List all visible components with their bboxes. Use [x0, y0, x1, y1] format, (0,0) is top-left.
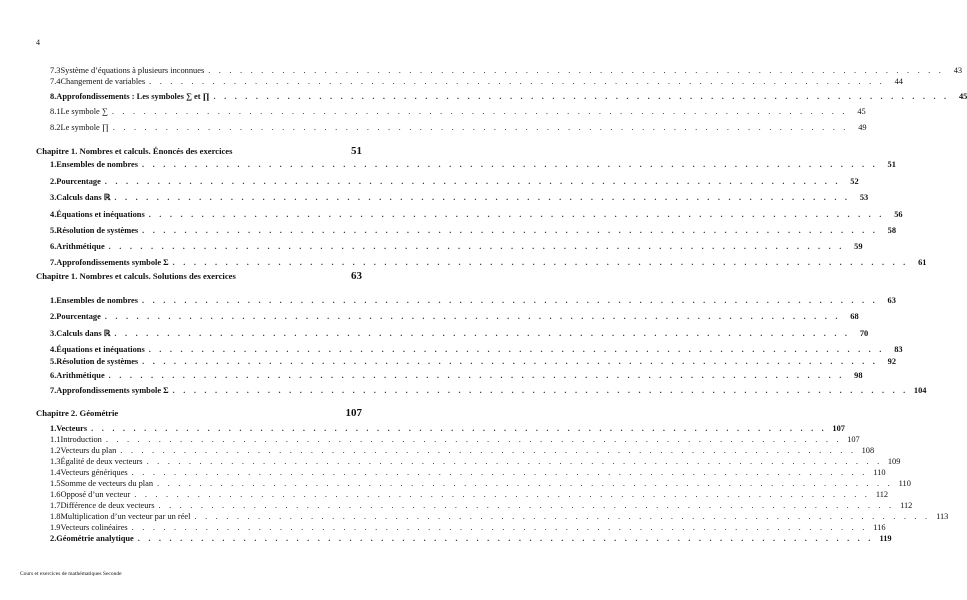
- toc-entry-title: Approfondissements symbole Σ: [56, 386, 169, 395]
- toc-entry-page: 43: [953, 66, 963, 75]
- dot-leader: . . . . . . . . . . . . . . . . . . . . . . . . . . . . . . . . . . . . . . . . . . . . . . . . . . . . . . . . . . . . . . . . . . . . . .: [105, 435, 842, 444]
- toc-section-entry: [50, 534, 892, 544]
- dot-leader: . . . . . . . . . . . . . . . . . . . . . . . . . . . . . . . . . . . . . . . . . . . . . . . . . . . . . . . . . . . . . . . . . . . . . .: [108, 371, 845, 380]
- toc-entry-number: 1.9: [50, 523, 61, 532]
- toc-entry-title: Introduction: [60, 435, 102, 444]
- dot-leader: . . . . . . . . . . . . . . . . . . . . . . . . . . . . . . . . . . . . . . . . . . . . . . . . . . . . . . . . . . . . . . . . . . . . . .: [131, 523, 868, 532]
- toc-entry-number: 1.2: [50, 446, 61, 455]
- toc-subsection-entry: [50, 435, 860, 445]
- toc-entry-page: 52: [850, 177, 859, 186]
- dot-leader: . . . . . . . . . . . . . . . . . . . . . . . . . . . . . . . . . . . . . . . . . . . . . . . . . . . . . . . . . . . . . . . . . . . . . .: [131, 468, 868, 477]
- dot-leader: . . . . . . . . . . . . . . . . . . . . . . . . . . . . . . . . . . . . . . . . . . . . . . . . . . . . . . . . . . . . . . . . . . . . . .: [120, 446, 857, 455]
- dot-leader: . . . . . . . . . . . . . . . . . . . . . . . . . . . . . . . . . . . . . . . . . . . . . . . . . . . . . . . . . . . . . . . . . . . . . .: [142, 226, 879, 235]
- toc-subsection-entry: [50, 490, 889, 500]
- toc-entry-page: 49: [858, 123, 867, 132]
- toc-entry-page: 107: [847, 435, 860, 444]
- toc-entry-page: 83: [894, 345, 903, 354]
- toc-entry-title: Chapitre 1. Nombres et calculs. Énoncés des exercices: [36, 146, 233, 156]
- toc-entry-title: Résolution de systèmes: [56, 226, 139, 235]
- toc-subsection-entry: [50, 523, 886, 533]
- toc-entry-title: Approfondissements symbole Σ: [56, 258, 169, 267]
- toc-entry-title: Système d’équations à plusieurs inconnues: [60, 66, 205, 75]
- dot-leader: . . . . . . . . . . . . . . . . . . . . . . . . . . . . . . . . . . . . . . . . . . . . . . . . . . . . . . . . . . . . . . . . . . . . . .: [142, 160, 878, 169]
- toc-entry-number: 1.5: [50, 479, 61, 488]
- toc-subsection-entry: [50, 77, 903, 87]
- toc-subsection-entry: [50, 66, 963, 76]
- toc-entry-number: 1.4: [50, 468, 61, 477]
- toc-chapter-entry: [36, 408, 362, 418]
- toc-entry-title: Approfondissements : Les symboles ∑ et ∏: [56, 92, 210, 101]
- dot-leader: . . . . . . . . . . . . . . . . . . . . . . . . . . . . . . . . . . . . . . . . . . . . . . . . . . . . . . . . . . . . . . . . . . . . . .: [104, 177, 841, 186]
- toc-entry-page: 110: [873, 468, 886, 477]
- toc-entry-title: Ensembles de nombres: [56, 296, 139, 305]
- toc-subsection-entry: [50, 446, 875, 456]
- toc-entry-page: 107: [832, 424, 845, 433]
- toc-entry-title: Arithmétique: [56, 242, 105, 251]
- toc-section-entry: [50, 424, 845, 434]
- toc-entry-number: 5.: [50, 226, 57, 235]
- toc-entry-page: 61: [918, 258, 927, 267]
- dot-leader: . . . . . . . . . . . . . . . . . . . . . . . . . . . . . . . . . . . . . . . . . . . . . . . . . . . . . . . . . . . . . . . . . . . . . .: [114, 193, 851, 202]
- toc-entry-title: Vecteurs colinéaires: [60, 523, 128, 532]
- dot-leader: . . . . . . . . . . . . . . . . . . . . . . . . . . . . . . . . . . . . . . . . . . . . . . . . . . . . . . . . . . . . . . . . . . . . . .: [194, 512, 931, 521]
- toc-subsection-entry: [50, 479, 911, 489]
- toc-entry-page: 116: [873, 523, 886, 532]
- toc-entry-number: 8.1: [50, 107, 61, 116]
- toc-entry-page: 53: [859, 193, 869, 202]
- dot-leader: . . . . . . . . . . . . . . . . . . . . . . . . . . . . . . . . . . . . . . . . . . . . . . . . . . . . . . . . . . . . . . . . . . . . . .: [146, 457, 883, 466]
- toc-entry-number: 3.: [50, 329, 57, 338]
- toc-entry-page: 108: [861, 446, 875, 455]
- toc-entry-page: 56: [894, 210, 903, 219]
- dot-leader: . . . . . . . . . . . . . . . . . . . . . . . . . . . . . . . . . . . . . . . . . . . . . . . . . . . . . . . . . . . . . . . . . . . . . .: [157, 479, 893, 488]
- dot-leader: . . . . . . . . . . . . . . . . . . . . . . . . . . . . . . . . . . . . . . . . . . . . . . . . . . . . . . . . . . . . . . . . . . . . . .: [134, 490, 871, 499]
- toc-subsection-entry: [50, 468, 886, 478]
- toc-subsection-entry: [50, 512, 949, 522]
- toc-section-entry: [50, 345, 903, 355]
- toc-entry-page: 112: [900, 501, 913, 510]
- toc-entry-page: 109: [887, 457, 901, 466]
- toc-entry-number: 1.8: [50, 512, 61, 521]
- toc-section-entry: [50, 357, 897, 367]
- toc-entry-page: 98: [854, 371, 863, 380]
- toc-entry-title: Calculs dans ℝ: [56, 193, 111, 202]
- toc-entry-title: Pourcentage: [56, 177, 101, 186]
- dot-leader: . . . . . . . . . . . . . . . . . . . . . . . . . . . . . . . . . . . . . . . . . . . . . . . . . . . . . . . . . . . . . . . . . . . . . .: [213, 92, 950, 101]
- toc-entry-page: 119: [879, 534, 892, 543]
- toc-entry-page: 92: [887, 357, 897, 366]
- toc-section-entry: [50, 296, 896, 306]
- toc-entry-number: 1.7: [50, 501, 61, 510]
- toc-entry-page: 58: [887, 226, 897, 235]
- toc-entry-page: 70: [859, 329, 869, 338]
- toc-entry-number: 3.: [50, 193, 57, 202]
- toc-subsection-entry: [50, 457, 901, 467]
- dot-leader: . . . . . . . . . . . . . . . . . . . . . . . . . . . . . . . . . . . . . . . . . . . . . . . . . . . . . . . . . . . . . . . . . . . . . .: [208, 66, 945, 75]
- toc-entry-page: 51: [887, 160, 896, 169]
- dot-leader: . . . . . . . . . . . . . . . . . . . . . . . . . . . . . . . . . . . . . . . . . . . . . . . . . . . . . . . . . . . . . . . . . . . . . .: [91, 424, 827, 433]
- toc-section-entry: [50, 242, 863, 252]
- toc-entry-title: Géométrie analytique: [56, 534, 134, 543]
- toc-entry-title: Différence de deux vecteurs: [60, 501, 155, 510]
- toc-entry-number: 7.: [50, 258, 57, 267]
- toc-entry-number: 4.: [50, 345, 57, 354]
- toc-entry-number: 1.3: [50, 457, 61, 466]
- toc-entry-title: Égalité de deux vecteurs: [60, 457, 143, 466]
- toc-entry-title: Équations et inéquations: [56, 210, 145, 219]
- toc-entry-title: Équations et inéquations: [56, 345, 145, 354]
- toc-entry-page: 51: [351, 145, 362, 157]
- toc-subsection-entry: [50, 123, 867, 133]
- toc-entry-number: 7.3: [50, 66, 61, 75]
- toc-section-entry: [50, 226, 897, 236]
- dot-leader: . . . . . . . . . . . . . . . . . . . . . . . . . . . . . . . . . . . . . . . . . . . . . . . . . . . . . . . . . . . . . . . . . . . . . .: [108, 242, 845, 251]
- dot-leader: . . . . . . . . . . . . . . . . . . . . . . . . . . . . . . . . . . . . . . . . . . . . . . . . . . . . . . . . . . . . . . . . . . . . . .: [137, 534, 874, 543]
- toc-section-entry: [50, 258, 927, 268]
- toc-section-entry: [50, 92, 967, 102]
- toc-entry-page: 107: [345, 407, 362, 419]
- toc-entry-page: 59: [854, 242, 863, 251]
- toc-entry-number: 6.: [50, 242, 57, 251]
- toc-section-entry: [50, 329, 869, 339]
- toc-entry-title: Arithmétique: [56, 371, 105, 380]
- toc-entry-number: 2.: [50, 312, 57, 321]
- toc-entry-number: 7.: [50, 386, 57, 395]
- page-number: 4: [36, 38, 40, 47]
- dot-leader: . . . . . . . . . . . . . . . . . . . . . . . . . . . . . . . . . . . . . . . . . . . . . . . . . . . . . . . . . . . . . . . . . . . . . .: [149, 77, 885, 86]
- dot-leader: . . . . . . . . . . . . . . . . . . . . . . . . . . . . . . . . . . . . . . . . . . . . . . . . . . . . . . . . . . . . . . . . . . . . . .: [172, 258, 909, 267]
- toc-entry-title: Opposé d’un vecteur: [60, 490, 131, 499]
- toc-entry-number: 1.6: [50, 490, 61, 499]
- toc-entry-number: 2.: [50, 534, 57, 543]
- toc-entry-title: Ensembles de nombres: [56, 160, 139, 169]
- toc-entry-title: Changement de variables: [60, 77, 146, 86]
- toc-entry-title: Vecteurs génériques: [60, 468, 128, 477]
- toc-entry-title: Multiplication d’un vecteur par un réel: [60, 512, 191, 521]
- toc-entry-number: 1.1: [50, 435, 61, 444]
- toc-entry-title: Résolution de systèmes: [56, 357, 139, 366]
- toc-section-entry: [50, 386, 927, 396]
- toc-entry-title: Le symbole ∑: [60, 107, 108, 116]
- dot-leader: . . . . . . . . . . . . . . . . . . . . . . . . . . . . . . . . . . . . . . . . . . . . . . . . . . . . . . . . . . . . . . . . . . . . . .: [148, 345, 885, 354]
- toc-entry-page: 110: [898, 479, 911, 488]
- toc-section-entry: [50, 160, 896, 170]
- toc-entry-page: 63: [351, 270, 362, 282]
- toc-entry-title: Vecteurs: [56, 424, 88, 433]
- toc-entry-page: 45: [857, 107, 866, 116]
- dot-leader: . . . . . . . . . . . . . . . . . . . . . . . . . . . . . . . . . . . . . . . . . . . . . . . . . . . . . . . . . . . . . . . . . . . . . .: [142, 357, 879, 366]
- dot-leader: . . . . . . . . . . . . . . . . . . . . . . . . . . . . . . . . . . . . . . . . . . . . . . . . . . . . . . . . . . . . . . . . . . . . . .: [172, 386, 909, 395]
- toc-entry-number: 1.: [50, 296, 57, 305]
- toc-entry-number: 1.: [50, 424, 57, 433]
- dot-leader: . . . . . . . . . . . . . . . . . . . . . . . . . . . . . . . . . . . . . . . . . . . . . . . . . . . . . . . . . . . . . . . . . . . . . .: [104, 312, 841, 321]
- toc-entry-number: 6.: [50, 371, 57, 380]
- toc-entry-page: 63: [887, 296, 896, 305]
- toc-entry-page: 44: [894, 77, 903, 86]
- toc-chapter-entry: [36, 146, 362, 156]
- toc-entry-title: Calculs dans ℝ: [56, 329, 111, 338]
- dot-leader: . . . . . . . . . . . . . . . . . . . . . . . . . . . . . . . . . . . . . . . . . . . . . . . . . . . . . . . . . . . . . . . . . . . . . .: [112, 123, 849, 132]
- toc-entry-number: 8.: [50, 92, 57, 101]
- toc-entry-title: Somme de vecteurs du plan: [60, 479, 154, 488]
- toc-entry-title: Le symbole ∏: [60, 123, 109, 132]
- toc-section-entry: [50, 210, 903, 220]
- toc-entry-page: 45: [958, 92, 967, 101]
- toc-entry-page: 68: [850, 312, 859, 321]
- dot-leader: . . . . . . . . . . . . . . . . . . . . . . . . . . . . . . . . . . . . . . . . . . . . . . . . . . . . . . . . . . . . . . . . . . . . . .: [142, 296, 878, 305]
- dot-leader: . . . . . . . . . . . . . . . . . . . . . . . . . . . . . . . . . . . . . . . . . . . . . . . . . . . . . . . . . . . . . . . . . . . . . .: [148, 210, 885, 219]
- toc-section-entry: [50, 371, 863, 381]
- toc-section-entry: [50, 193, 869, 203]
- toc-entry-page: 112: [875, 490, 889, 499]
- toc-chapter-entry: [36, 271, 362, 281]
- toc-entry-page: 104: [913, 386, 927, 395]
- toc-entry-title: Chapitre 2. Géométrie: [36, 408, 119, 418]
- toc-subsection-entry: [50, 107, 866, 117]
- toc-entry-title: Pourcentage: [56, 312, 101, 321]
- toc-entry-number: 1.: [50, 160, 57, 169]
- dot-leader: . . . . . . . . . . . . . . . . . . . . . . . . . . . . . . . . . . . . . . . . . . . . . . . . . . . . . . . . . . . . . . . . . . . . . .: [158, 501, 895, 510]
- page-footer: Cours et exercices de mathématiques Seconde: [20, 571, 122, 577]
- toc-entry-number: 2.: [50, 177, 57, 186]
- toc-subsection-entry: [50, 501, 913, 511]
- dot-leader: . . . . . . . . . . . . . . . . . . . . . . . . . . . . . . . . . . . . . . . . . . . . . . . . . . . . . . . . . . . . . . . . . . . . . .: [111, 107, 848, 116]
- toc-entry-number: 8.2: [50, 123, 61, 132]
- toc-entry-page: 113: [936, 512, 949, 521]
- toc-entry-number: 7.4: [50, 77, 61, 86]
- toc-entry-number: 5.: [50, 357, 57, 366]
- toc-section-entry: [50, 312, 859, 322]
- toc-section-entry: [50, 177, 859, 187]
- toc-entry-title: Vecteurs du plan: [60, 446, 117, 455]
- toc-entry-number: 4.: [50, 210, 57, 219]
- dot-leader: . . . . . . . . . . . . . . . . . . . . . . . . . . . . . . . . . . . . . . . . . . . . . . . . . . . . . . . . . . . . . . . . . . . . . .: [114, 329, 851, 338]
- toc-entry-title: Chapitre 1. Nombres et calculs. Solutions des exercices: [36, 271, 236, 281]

*PROBLEM DESCRIPTION*. Copy the entries in the stretch from the line containing "386, 169, 395]" through the line containing "468, 868, 477]", swapping "dot-leader" for "dot-line" and keeping everything else unchanged.

*EXERCISE OUTPUT*.
- toc-entry-title: Approfondissements symbole Σ: [56, 386, 169, 395]
- toc-entry-page: 43: [953, 66, 963, 75]
- dot-line: . . . . . . . . . . . . . . . . . . . . . . . . . . . . . . . . . . . . . . . . . . . . . . . . . . . . . . . . . . . . . . . . . . . . . .: [105, 435, 842, 444]
- toc-section-entry: [50, 534, 892, 544]
- dot-line: . . . . . . . . . . . . . . . . . . . . . . . . . . . . . . . . . . . . . . . . . . . . . . . . . . . . . . . . . . . . . . . . . . . . . .: [108, 371, 845, 380]
- toc-entry-number: 1.9: [50, 523, 61, 532]
- toc-entry-title: Introduction: [60, 435, 102, 444]
- dot-line: . . . . . . . . . . . . . . . . . . . . . . . . . . . . . . . . . . . . . . . . . . . . . . . . . . . . . . . . . . . . . . . . . . . . . .: [131, 523, 868, 532]
- toc-entry-number: 1.2: [50, 446, 61, 455]
- toc-subsection-entry: [50, 435, 860, 445]
- toc-entry-page: 52: [850, 177, 859, 186]
- dot-line: . . . . . . . . . . . . . . . . . . . . . . . . . . . . . . . . . . . . . . . . . . . . . . . . . . . . . . . . . . . . . . . . . . . . . .: [131, 468, 868, 477]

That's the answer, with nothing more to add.